Aim: Each line of the material below that holds the word "type" needs to be copied.

Dataset records:

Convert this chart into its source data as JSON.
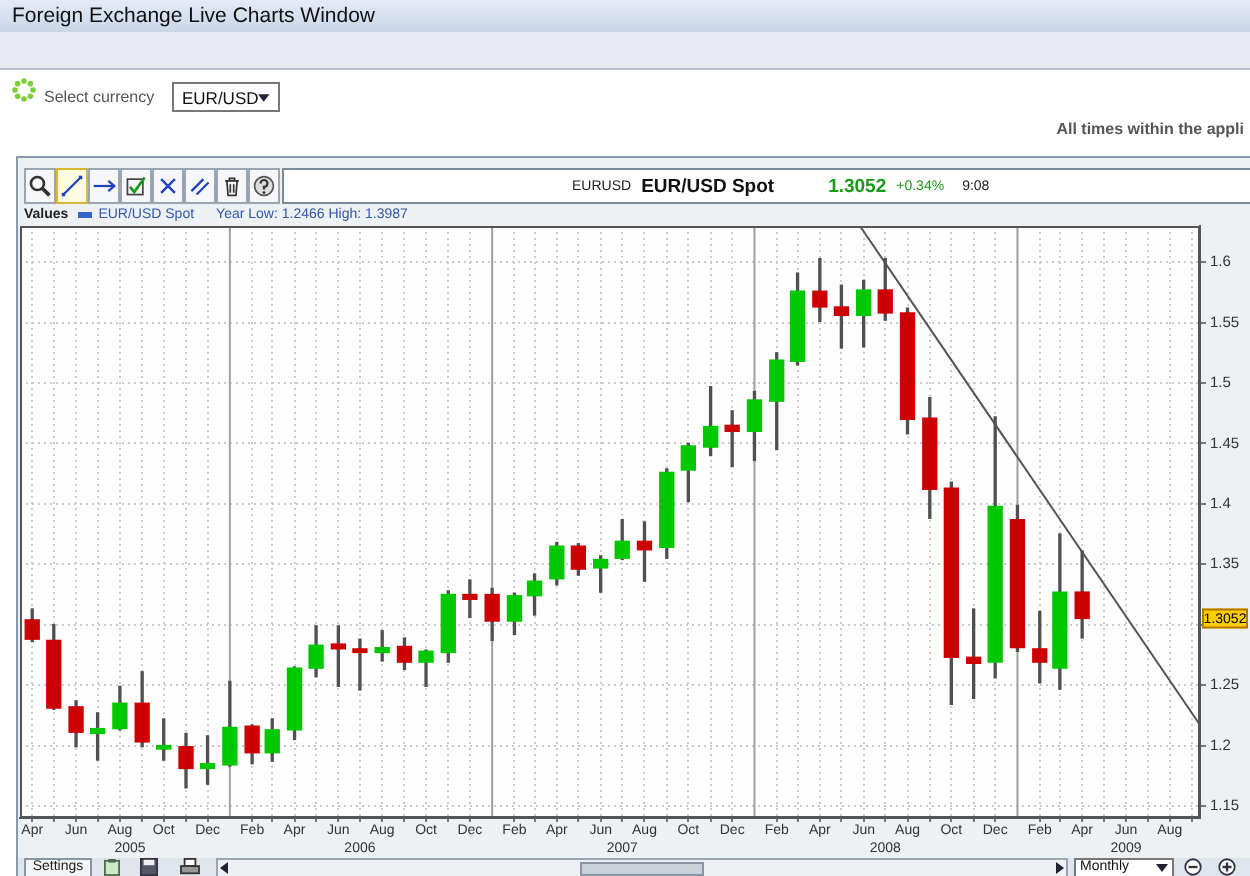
{
  "chart_data": {
    "type": "candlestick",
    "title": "EUR/USD Spot",
    "legend_title": "Values",
    "legend": "top left",
    "annotations": [
      "Foreign Exchange Live Charts Window",
      "Select currency",
      "EUR/USD",
      "All times within the appli",
      "EURUSD",
      "1.3052",
      "+0.34%",
      "9:08",
      "Year Low: 1.2466 High: 1.3987",
      {
        "text": "1.3052",
        "y": 1.3052
      },
      "Settings",
      "Monthly"
    ],
    "xlim": [
      "2005-03-15",
      "2009-09-12"
    ],
    "xticks": [
      {
        "value": "2005-04",
        "label": "Apr"
      },
      {
        "value": "2005-05",
        "label": null
      },
      {
        "value": "2005-06",
        "label": "Jun"
      },
      {
        "value": "2005-07",
        "label": null
      },
      {
        "value": "2005-08",
        "label": "Aug"
      },
      {
        "value": "2005-09",
        "label": null
      },
      {
        "value": "2005-10",
        "label": "Oct"
      },
      {
        "value": "2005-11",
        "label": null
      },
      {
        "value": "2005-12",
        "label": "Dec"
      },
      {
        "value": "2006-02",
        "label": "Feb"
      },
      {
        "value": "2006-03",
        "label": null
      },
      {
        "value": "2006-04",
        "label": "Apr"
      },
      {
        "value": "2006-05",
        "label": null
      },
      {
        "value": "2006-06",
        "label": "Jun"
      },
      {
        "value": "2006-07",
        "label": null
      },
      {
        "value": "2006-08",
        "label": "Aug"
      },
      {
        "value": "2006-09",
        "label": null
      },
      {
        "value": "2006-10",
        "label": "Oct"
      },
      {
        "value": "2006-11",
        "label": null
      },
      {
        "value": "2006-12",
        "label": "Dec"
      },
      {
        "value": "2007-02",
        "label": "Feb"
      },
      {
        "value": "2007-03",
        "label": null
      },
      {
        "value": "2007-04",
        "label": "Apr"
      },
      {
        "value": "2007-05",
        "label": null
      },
      {
        "value": "2007-06",
        "label": "Jun"
      },
      {
        "value": "2007-07",
        "label": null
      },
      {
        "value": "2007-08",
        "label": "Aug"
      },
      {
        "value": "2007-09",
        "label": null
      },
      {
        "value": "2007-10",
        "label": "Oct"
      },
      {
        "value": "2007-11",
        "label": null
      },
      {
        "value": "2007-12",
        "label": "Dec"
      },
      {
        "value": "2008-02",
        "label": "Feb"
      },
      {
        "value": "2008-03",
        "label": null
      },
      {
        "value": "2008-04",
        "label": "Apr"
      },
      {
        "value": "2008-05",
        "label": null
      },
      {
        "value": "2008-06",
        "label": "Jun"
      },
      {
        "value": "2008-07",
        "label": null
      },
      {
        "value": "2008-08",
        "label": "Aug"
      },
      {
        "value": "2008-09",
        "label": null
      },
      {
        "value": "2008-10",
        "label": "Oct"
      },
      {
        "value": "2008-11",
        "label": null
      },
      {
        "value": "2008-12",
        "label": "Dec"
      },
      {
        "value": "2009-02",
        "label": "Feb"
      },
      {
        "value": "2009-03",
        "label": null
      },
      {
        "value": "2009-04",
        "label": "Apr"
      },
      {
        "value": "2009-05",
        "label": null
      },
      {
        "value": "2009-06",
        "label": "Jun"
      },
      {
        "value": "2009-07",
        "label": null
      },
      {
        "value": "2009-08",
        "label": "Aug"
      },
      {
        "value": "2009-09",
        "label": null
      }
    ],
    "x2lim": [
      "2005-03-15",
      "2009-09-12"
    ],
    "x2ticks": [
      {
        "value": "2005-08-15",
        "label": "2005"
      },
      {
        "value": "2006-07",
        "label": "2006"
      },
      {
        "value": "2007-07",
        "label": "2007"
      },
      {
        "value": "2008-07",
        "label": "2008"
      },
      {
        "value": "2009-06",
        "label": "2009"
      }
    ],
    "ylim": [
      1.14,
      1.63
    ],
    "yticks": [
      1.15,
      1.2,
      1.25,
      {
        "value": 1.3,
        "label": null
      },
      1.35,
      1.4,
      1.45,
      1.5,
      1.55,
      1.6
    ],
    "grid": true,
    "ref_lines": [
      {
        "axis": "x",
        "value": "2006-01",
        "color": "#a0a0a0"
      },
      {
        "axis": "x",
        "value": "2007-01",
        "color": "#a0a0a0"
      },
      {
        "axis": "x",
        "value": "2008-01",
        "color": "#a0a0a0"
      },
      {
        "axis": "x",
        "value": "2009-01",
        "color": "#a0a0a0"
      }
    ],
    "series": [
      {
        "type": "candlestick",
        "name": "EUR/USD Spot",
        "color": "#3366cc",
        "x": [
          "2005-04",
          "2005-05",
          "2005-06",
          "2005-07",
          "2005-08",
          "2005-09",
          "2005-10",
          "2005-11",
          "2005-12",
          "2006-01",
          "2006-02",
          "2006-03",
          "2006-04",
          "2006-05",
          "2006-06",
          "2006-07",
          "2006-08",
          "2006-09",
          "2006-10",
          "2006-11",
          "2006-12",
          "2007-01",
          "2007-02",
          "2007-03",
          "2007-04",
          "2007-05",
          "2007-06",
          "2007-07",
          "2007-08",
          "2007-09",
          "2007-10",
          "2007-11",
          "2007-12",
          "2008-01",
          "2008-02",
          "2008-03",
          "2008-04",
          "2008-05",
          "2008-06",
          "2008-07",
          "2008-08",
          "2008-09",
          "2008-10",
          "2008-11",
          "2008-12",
          "2009-01",
          "2009-02",
          "2009-03",
          "2009-04"
        ],
        "ohlc": [
          [
            1.304,
            1.313,
            1.286,
            1.288
          ],
          [
            1.287,
            1.3,
            1.23,
            1.231
          ],
          [
            1.232,
            1.237,
            1.199,
            1.211
          ],
          [
            1.21,
            1.227,
            1.188,
            1.214
          ],
          [
            1.214,
            1.249,
            1.213,
            1.235
          ],
          [
            1.235,
            1.261,
            1.199,
            1.203
          ],
          [
            1.197,
            1.222,
            1.188,
            1.2
          ],
          [
            1.199,
            1.21,
            1.165,
            1.181
          ],
          [
            1.181,
            1.208,
            1.168,
            1.185
          ],
          [
            1.184,
            1.253,
            1.183,
            1.215
          ],
          [
            1.216,
            1.217,
            1.185,
            1.194
          ],
          [
            1.194,
            1.222,
            1.187,
            1.213
          ],
          [
            1.213,
            1.265,
            1.205,
            1.264
          ],
          [
            1.264,
            1.299,
            1.257,
            1.283
          ],
          [
            1.284,
            1.299,
            1.249,
            1.28
          ],
          [
            1.28,
            1.288,
            1.246,
            1.277
          ],
          [
            1.277,
            1.295,
            1.27,
            1.281
          ],
          [
            1.282,
            1.289,
            1.263,
            1.269
          ],
          [
            1.269,
            1.279,
            1.249,
            1.278
          ],
          [
            1.277,
            1.328,
            1.269,
            1.325
          ],
          [
            1.325,
            1.337,
            1.306,
            1.321
          ],
          [
            1.325,
            1.33,
            1.287,
            1.303
          ],
          [
            1.303,
            1.326,
            1.292,
            1.324
          ],
          [
            1.324,
            1.342,
            1.308,
            1.336
          ],
          [
            1.338,
            1.368,
            1.333,
            1.365
          ],
          [
            1.365,
            1.367,
            1.341,
            1.346
          ],
          [
            1.347,
            1.357,
            1.327,
            1.354
          ],
          [
            1.355,
            1.387,
            1.354,
            1.369
          ],
          [
            1.369,
            1.385,
            1.336,
            1.362
          ],
          [
            1.364,
            1.429,
            1.355,
            1.426
          ],
          [
            1.428,
            1.45,
            1.402,
            1.448
          ],
          [
            1.447,
            1.497,
            1.44,
            1.464
          ],
          [
            1.465,
            1.477,
            1.431,
            1.46
          ],
          [
            1.46,
            1.493,
            1.436,
            1.486
          ],
          [
            1.485,
            1.525,
            1.445,
            1.519
          ],
          [
            1.518,
            1.591,
            1.515,
            1.576
          ],
          [
            1.576,
            1.603,
            1.551,
            1.563
          ],
          [
            1.563,
            1.581,
            1.529,
            1.556
          ],
          [
            1.556,
            1.585,
            1.53,
            1.577
          ],
          [
            1.577,
            1.603,
            1.552,
            1.558
          ],
          [
            1.558,
            1.562,
            1.458,
            1.47
          ],
          [
            1.471,
            1.488,
            1.388,
            1.412
          ],
          [
            1.413,
            1.418,
            1.234,
            1.273
          ],
          [
            1.273,
            1.313,
            1.239,
            1.268
          ],
          [
            1.269,
            1.472,
            1.256,
            1.398
          ],
          [
            1.387,
            1.3987,
            1.278,
            1.281
          ],
          [
            1.28,
            1.311,
            1.252,
            1.269
          ],
          [
            1.264,
            1.375,
            1.2466,
            1.327
          ],
          [
            1.327,
            1.361,
            1.289,
            1.3052
          ]
        ],
        "colors": [
          "#cc0000",
          "#cc0000",
          "#cc0000",
          "#00c800",
          "#00c800",
          "#cc0000",
          "#00c800",
          "#cc0000",
          "#00c800",
          "#00c800",
          "#cc0000",
          "#00c800",
          "#00c800",
          "#00c800",
          "#cc0000",
          "#cc0000",
          "#00c800",
          "#cc0000",
          "#00c800",
          "#00c800",
          "#cc0000",
          "#cc0000",
          "#00c800",
          "#00c800",
          "#00c800",
          "#cc0000",
          "#00c800",
          "#00c800",
          "#cc0000",
          "#00c800",
          "#00c800",
          "#00c800",
          "#cc0000",
          "#00c800",
          "#00c800",
          "#00c800",
          "#cc0000",
          "#cc0000",
          "#00c800",
          "#cc0000",
          "#cc0000",
          "#cc0000",
          "#cc0000",
          "#cc0000",
          "#00c800",
          "#cc0000",
          "#cc0000",
          "#00c800",
          "#cc0000"
        ]
      },
      {
        "type": "line",
        "x": [
          "2008-05-28",
          "2009-09-12"
        ],
        "values": [
          1.629,
          1.217
        ],
        "color": "#555555"
      }
    ]
  }
}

The solution:
    "type": "candlestick",
        "type": "candlestick",
        "type": "line",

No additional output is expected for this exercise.